The 1000V kneepoint is high but not out of the question for a Class X CT. They are designed specifically to have a very high kneepoint voltage - essentially lots of high grade iron in the core to give a low mag current and low core flux. Common CTs have a much lower kneepoint.
Strictly it is not voltage than we are short of, but magnetic flux. Increasing the flux is achieved by circulating more current, which is achieved by applying more voltage, up to the point where the core saturates. The only options to avoid saturation are: bigger core, or more turns, or higher frequency. The idea of series CTs is interesting - essentially it gives the effect of a bigger core. The easiest way to picture it is that for a given core at a given frequency, the volts/turn is a constant. If the volts/turn is not large enough to circulate rated current, the core will saturate.

- COLLECTED MATERIAL:
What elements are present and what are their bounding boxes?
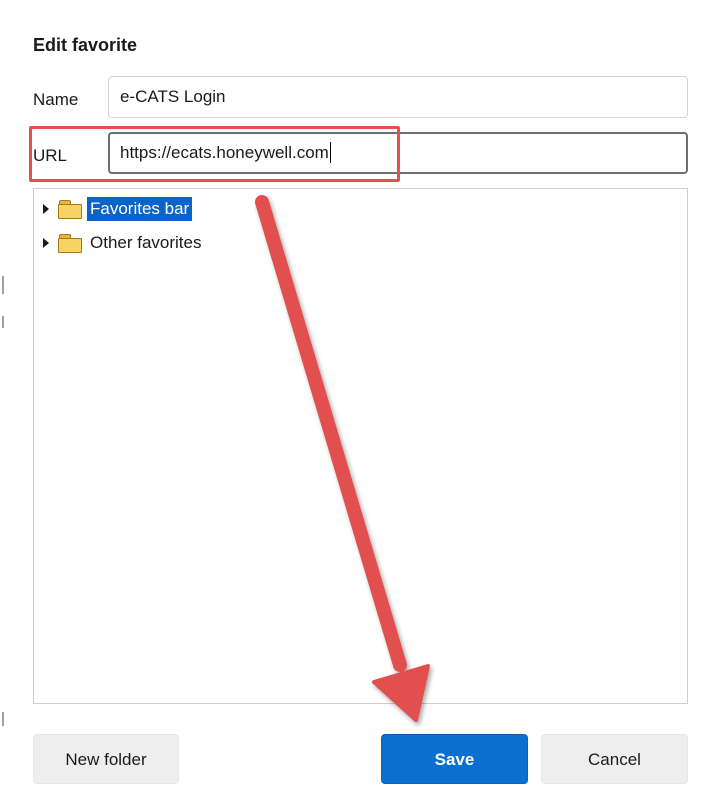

- WHAT IS ASKED: From the passage on current transformer kneepoint voltage, extract the words from "The 1000V kneepoint" up to and including "core will saturate.".

- REPLY TO THE EXERCISE:
The 1000V kneepoint is high but not out of the question for a Class X CT. They are designed specifically to have a very high kneepoint voltage - essentially lots of high grade iron in the core to give a low mag current and low core flux. Common CTs have a much lower kneepoint.
Strictly it is not voltage than we are short of, but magnetic flux. Increasing the flux is achieved by circulating more current, which is achieved by applying more voltage, up to the point where the core saturates. The only options to avoid saturation are: bigger core, or more turns, or higher frequency. The idea of series CTs is interesting - essentially it gives the effect of a bigger core. The easiest way to picture it is that for a given core at a given frequency, the volts/turn is a constant. If the volts/turn is not large enough to circulate rated current, the core will saturate.